**AIM:**
Scan the lines below for the word "Australian". Copy each line you find it in.

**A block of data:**
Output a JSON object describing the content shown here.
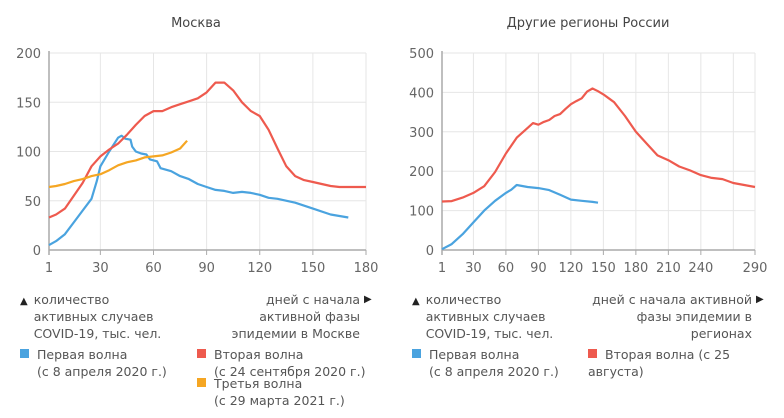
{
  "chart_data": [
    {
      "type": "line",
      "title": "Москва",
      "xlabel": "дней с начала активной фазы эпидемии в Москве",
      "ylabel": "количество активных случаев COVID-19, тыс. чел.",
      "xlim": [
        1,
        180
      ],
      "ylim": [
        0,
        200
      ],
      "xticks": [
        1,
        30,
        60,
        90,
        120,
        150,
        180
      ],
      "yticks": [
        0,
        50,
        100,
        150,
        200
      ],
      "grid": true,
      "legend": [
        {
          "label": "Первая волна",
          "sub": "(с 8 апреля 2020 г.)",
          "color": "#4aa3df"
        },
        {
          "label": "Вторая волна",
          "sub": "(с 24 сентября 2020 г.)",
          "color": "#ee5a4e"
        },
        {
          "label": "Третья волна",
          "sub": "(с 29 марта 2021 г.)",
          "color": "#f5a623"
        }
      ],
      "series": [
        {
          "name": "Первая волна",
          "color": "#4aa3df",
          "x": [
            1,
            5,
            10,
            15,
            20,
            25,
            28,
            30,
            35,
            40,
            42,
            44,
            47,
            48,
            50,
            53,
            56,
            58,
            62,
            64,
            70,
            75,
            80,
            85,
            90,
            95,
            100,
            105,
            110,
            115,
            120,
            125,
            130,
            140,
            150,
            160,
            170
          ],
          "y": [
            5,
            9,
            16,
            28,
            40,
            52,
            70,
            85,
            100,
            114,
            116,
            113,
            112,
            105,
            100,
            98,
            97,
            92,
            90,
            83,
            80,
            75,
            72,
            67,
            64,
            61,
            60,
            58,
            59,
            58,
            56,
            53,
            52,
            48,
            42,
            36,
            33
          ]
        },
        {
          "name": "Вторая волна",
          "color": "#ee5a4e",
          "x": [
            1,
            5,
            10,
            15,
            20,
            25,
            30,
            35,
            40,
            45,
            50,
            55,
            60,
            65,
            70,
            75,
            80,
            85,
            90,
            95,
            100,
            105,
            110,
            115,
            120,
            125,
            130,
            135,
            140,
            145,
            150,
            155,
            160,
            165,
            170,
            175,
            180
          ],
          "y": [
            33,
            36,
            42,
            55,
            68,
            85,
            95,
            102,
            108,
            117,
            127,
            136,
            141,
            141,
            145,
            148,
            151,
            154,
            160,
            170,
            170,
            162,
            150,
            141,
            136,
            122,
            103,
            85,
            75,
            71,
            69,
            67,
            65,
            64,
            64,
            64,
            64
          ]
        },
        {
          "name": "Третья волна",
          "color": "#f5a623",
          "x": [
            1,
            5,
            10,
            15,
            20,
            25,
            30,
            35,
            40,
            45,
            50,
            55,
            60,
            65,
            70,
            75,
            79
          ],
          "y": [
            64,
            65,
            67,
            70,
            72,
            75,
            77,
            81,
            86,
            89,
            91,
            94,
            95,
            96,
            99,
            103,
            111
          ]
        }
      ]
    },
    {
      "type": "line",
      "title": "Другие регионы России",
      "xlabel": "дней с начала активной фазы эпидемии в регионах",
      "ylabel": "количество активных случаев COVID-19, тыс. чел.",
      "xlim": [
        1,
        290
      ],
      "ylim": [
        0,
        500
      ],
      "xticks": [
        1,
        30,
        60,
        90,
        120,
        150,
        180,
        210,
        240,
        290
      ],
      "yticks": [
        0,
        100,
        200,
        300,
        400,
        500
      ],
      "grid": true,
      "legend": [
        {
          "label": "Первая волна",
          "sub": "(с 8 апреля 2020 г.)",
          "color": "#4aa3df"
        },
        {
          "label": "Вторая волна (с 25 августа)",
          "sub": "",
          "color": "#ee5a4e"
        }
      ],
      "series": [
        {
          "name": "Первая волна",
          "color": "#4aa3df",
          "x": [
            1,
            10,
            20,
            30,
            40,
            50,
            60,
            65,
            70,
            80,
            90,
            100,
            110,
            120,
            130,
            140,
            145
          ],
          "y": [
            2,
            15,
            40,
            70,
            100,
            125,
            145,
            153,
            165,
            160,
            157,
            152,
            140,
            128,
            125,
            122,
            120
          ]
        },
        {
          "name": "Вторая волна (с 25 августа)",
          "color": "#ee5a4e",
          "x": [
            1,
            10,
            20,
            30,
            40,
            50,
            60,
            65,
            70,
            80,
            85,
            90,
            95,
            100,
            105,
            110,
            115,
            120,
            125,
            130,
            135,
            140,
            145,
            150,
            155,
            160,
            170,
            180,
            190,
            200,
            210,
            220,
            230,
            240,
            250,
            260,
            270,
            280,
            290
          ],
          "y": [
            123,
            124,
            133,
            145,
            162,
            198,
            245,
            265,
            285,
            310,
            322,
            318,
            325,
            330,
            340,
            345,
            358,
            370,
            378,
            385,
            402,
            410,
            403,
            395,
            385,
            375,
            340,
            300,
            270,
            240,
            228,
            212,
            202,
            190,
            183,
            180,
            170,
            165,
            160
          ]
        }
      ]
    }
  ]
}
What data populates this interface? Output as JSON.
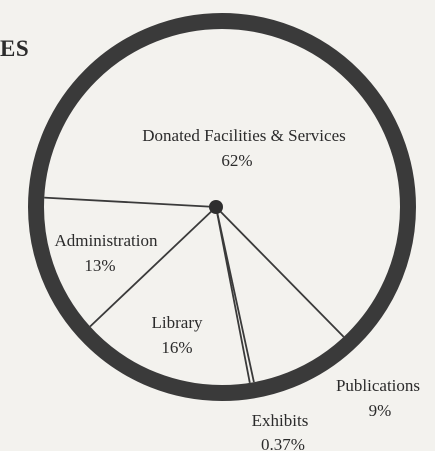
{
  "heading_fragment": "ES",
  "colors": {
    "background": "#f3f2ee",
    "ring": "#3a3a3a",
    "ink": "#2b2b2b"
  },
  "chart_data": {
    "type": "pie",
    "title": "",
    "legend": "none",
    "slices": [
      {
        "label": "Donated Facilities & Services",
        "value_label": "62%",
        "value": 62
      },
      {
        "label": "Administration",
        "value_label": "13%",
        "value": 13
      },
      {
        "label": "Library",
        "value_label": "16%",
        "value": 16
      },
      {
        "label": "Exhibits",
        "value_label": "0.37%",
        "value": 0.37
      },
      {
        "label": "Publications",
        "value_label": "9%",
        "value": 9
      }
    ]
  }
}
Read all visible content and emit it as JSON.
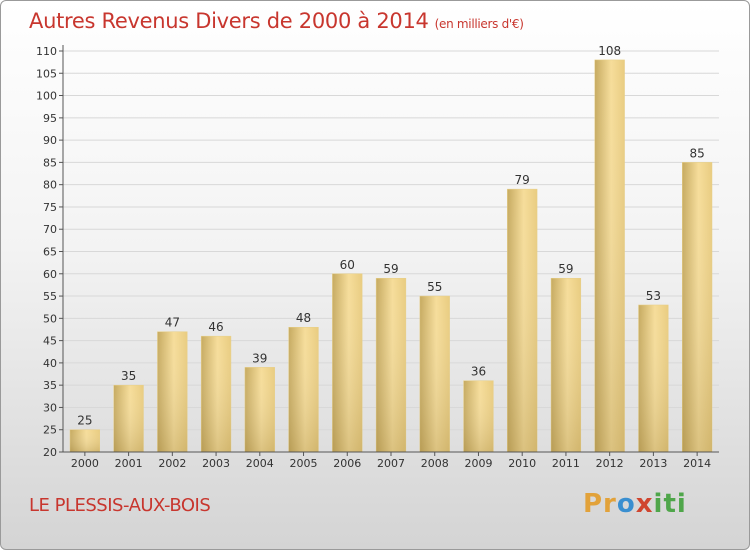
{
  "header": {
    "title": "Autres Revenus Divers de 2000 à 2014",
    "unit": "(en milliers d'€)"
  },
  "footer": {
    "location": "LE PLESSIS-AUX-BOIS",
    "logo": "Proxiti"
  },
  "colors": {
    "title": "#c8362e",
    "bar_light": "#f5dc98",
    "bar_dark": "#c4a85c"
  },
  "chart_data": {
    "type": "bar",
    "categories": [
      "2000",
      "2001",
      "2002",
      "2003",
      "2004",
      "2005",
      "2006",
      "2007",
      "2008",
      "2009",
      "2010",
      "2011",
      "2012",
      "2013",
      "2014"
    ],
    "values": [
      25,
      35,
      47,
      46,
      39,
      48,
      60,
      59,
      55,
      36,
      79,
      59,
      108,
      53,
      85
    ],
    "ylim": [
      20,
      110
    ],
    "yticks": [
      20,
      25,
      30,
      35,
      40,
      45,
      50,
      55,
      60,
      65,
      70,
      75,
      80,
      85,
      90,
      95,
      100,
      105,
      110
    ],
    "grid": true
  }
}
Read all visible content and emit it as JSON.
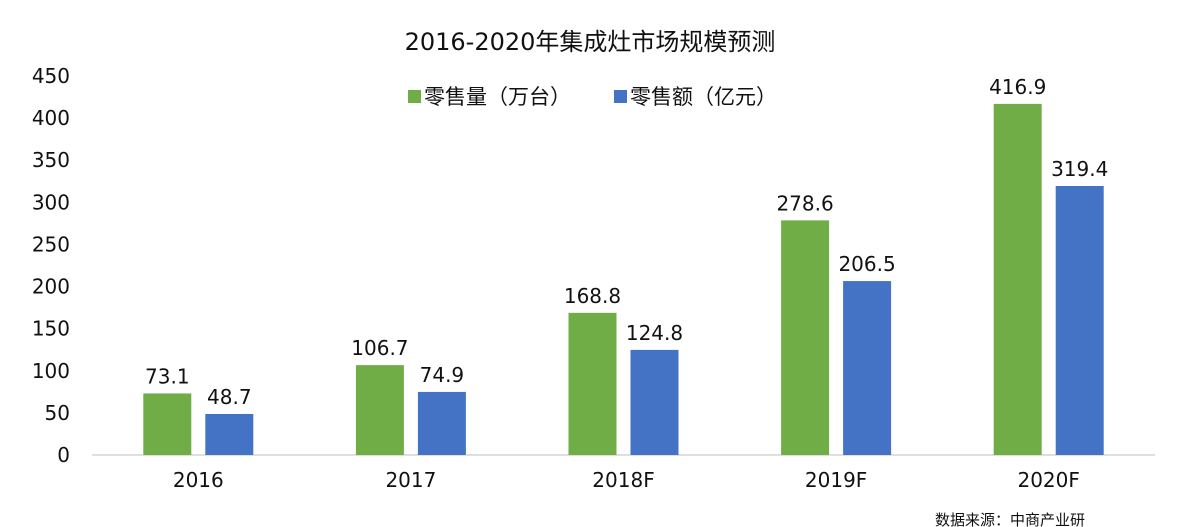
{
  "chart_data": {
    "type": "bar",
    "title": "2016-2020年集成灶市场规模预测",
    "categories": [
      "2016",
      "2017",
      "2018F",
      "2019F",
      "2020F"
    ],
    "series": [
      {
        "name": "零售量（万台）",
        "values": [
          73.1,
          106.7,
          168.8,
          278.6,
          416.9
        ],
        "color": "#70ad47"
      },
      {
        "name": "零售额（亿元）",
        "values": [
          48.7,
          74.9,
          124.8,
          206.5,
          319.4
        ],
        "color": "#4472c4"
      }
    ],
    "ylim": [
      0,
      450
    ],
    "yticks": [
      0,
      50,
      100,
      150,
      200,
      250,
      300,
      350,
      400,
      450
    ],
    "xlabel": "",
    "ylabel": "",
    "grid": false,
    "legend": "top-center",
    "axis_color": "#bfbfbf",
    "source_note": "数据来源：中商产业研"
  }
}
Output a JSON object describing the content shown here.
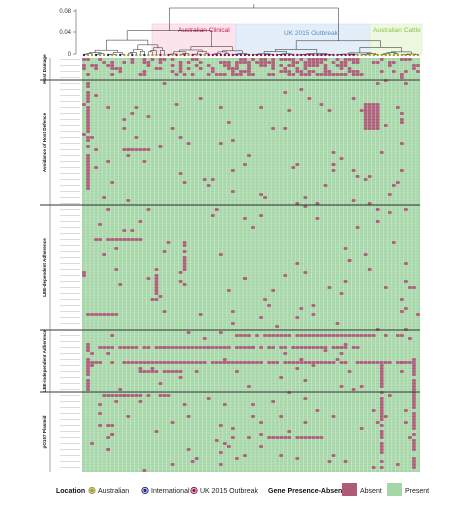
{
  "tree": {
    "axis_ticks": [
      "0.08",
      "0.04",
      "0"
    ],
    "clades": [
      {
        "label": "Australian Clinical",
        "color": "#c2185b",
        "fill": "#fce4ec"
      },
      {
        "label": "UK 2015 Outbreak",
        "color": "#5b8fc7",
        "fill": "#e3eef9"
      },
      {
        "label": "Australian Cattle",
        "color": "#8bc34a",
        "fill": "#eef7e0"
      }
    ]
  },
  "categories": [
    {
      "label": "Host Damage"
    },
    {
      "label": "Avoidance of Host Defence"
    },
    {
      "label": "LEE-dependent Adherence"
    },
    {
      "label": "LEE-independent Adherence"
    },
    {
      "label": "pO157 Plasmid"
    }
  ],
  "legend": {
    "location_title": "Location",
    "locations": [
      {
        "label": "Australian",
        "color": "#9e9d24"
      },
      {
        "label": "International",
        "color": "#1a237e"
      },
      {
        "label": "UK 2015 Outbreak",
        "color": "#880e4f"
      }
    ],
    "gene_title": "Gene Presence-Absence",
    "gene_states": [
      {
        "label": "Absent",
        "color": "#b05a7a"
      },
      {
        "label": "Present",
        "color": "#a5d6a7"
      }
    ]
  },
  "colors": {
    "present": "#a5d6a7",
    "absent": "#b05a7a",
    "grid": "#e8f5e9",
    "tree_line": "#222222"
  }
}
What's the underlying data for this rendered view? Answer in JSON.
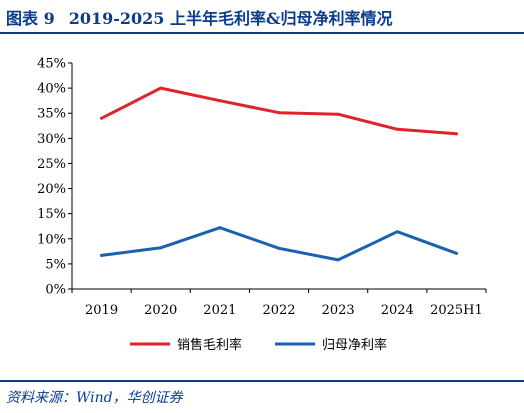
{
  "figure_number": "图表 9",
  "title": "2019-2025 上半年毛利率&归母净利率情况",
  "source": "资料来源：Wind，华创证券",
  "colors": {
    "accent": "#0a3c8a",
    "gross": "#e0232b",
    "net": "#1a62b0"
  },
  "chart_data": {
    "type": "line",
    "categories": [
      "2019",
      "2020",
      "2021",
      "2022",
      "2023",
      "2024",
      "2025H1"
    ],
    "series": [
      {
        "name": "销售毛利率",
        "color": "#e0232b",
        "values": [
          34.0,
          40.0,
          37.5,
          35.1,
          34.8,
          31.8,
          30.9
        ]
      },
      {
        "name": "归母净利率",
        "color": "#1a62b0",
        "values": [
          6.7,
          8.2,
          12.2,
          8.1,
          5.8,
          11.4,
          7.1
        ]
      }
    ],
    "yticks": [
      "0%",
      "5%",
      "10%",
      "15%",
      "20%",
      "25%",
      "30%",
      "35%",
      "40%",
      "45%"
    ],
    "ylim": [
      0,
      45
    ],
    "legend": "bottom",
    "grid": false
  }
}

**WRITTEN RESPONSE:**
        "label": "Australian Clinical",
        "label": "Australian Cattle",
        "label": "Australian",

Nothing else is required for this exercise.